■ **Job**: Omit all pictures, then retype the data exactly as given.

■ **Records shown**:
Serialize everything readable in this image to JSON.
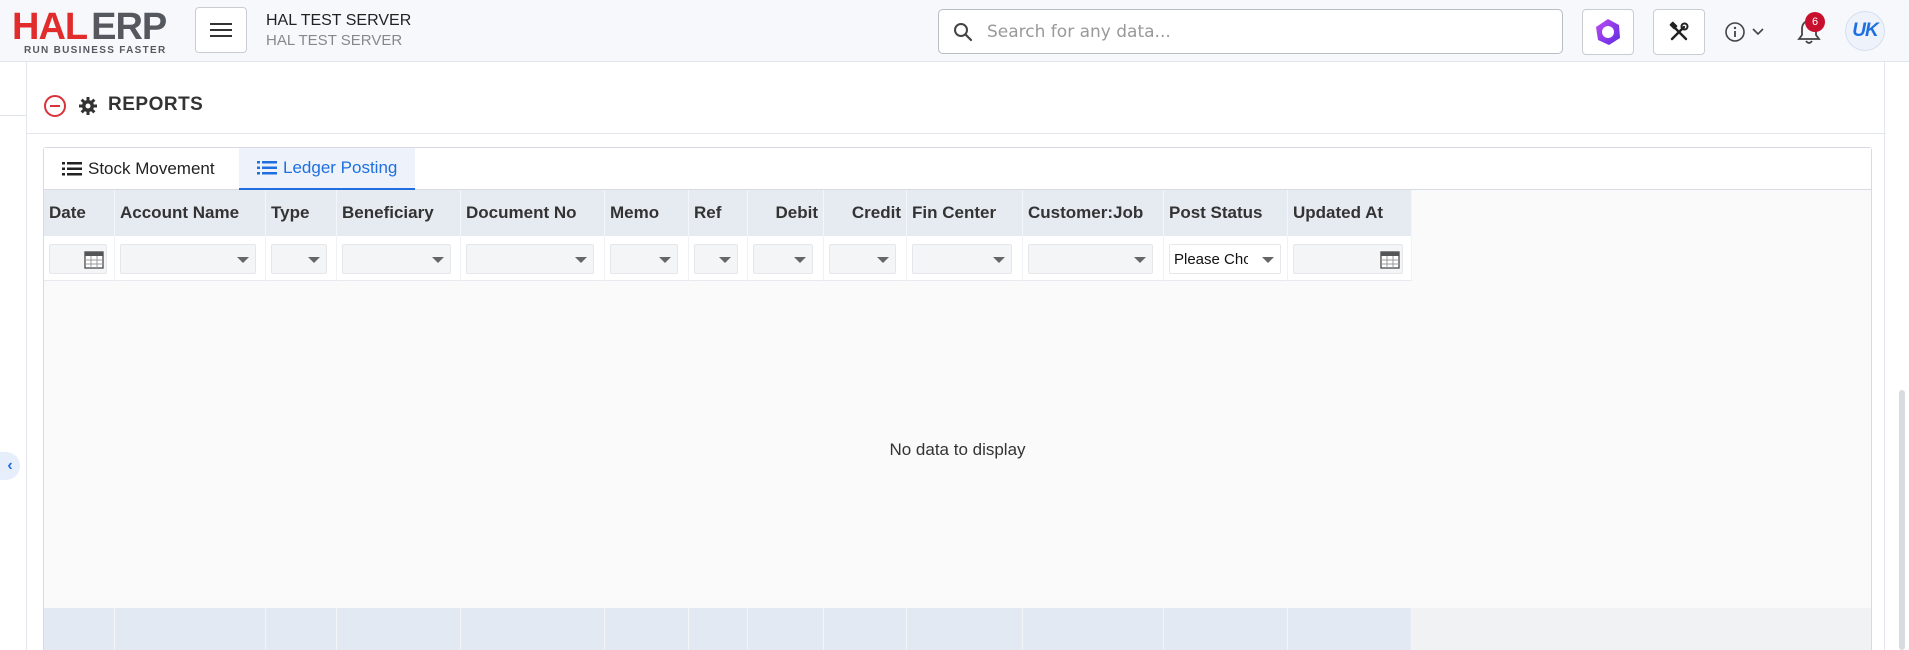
{
  "app": {
    "logo_main": "HAL",
    "logo_accent": "ERP",
    "logo_tagline": "RUN BUSINESS FASTER",
    "server_title": "HAL TEST SERVER",
    "server_subtitle": "HAL TEST SERVER"
  },
  "search": {
    "placeholder": "Search for any data..."
  },
  "topbar": {
    "notification_count": "6",
    "avatar_initials": "UK",
    "brand_color": "#e22b2b",
    "accent_color": "#1f6fe0"
  },
  "section": {
    "title": "REPORTS"
  },
  "tabs": [
    {
      "label": "Stock Movement",
      "icon": "list-icon",
      "active": false
    },
    {
      "label": "Ledger Posting",
      "icon": "list-icon",
      "active": true
    }
  ],
  "grid": {
    "columns": [
      {
        "label": "Date",
        "filter": "date"
      },
      {
        "label": "Account Name",
        "filter": "dropdown"
      },
      {
        "label": "Type",
        "filter": "dropdown"
      },
      {
        "label": "Beneficiary",
        "filter": "dropdown"
      },
      {
        "label": "Document No",
        "filter": "dropdown"
      },
      {
        "label": "Memo",
        "filter": "dropdown"
      },
      {
        "label": "Ref",
        "filter": "dropdown"
      },
      {
        "label": "Debit",
        "filter": "dropdown"
      },
      {
        "label": "Credit",
        "filter": "dropdown"
      },
      {
        "label": "Fin Center",
        "filter": "dropdown"
      },
      {
        "label": "Customer:Job",
        "filter": "dropdown"
      },
      {
        "label": "Post Status",
        "filter": "dropdown",
        "value": "Please Choose"
      },
      {
        "label": "Updated At",
        "filter": "date"
      }
    ],
    "empty_text": "No data to display"
  }
}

■ **Solution for this exercise**:
Serialize everything readable in this image to JSON.
{
  "app": {
    "logo_main": "HAL",
    "logo_accent": "ERP",
    "logo_tagline": "RUN BUSINESS FASTER",
    "server_title": "HAL TEST SERVER",
    "server_subtitle": "HAL TEST SERVER"
  },
  "search": {
    "placeholder": "Search for any data..."
  },
  "topbar": {
    "notification_count": "6",
    "avatar_initials": "UK",
    "brand_color": "#e22b2b",
    "accent_color": "#1f6fe0"
  },
  "section": {
    "title": "REPORTS"
  },
  "tabs": [
    {
      "label": "Stock Movement",
      "icon": "list-icon",
      "active": false
    },
    {
      "label": "Ledger Posting",
      "icon": "list-icon",
      "active": true
    }
  ],
  "grid": {
    "columns": [
      {
        "label": "Date",
        "filter": "date"
      },
      {
        "label": "Account Name",
        "filter": "dropdown"
      },
      {
        "label": "Type",
        "filter": "dropdown"
      },
      {
        "label": "Beneficiary",
        "filter": "dropdown"
      },
      {
        "label": "Document No",
        "filter": "dropdown"
      },
      {
        "label": "Memo",
        "filter": "dropdown"
      },
      {
        "label": "Ref",
        "filter": "dropdown"
      },
      {
        "label": "Debit",
        "filter": "dropdown"
      },
      {
        "label": "Credit",
        "filter": "dropdown"
      },
      {
        "label": "Fin Center",
        "filter": "dropdown"
      },
      {
        "label": "Customer:Job",
        "filter": "dropdown"
      },
      {
        "label": "Post Status",
        "filter": "dropdown",
        "value": "Please Choose"
      },
      {
        "label": "Updated At",
        "filter": "date"
      }
    ],
    "empty_text": "No data to display"
  }
}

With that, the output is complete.